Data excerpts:
┄┄┄┄┄┄┄┄┄┄
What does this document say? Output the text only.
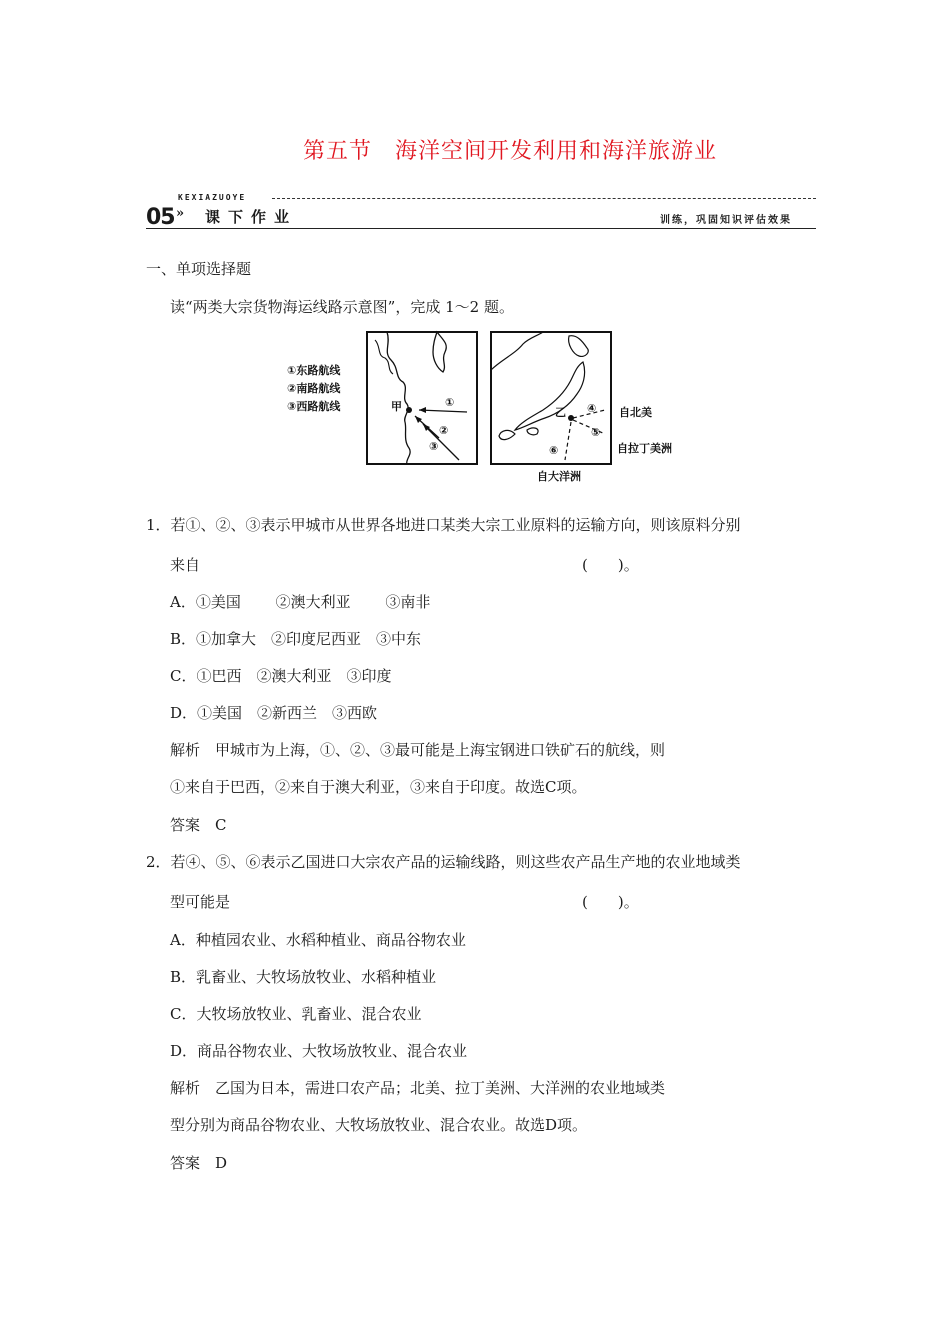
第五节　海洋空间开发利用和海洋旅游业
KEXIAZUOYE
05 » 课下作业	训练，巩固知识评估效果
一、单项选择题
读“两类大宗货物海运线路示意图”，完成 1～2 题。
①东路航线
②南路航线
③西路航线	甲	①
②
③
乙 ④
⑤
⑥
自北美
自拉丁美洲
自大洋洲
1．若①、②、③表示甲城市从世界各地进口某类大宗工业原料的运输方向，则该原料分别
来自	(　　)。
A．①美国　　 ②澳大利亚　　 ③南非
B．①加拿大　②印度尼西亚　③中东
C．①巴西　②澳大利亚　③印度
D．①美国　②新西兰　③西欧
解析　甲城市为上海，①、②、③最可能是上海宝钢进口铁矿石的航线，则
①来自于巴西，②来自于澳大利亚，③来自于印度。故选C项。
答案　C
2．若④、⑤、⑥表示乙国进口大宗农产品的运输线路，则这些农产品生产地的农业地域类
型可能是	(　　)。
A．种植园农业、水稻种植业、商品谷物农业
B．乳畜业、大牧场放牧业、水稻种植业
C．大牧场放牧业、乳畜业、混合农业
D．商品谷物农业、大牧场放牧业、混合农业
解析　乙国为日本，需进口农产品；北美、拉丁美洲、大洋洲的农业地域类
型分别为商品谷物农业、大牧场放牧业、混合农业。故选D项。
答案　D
┄┄┄┄┄┄┄┄┄┄
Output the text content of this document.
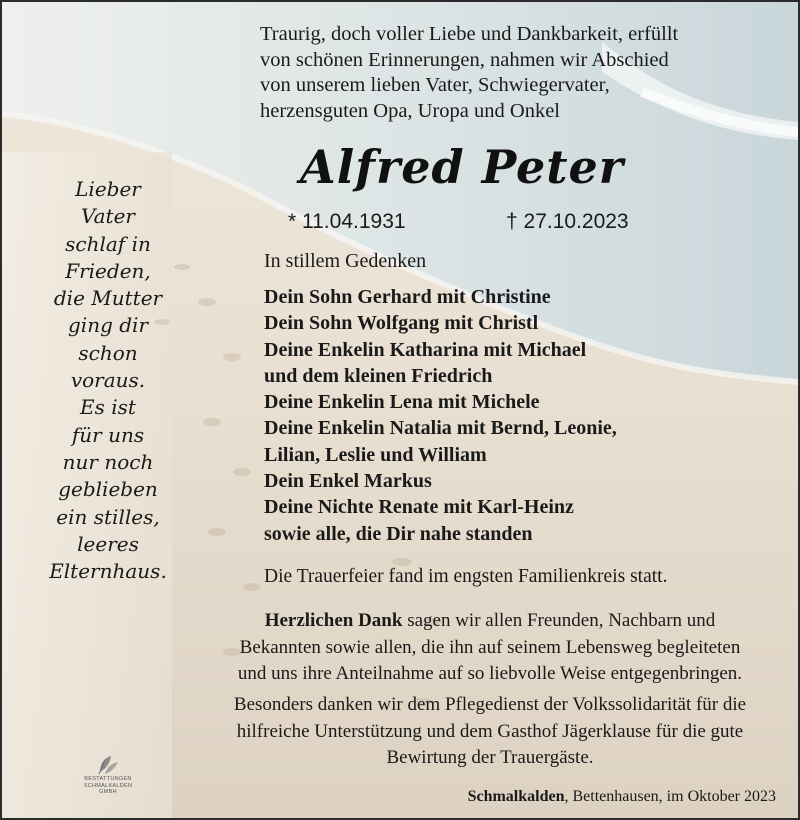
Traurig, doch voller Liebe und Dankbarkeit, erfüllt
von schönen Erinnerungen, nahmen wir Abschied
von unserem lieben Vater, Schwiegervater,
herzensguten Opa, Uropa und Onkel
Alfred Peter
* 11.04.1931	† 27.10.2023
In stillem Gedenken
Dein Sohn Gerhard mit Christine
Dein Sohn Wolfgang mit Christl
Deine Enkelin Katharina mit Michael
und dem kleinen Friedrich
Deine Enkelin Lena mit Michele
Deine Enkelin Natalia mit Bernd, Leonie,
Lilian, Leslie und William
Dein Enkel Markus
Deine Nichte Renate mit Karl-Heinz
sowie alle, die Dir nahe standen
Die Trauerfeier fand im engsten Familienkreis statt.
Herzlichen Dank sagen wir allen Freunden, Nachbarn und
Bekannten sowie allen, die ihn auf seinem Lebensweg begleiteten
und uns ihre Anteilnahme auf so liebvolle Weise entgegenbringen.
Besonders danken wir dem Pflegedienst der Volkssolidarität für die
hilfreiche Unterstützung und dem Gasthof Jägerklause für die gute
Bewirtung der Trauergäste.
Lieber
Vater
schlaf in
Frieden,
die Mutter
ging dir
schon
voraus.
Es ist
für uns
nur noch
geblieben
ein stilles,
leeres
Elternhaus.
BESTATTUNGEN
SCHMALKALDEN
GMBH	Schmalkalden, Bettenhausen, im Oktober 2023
┄┄┄┄┄┄┄┄┄┄
Return every line from the records above that holds the word "text".

What does this document say? Output the text only.
Output the text content of this document.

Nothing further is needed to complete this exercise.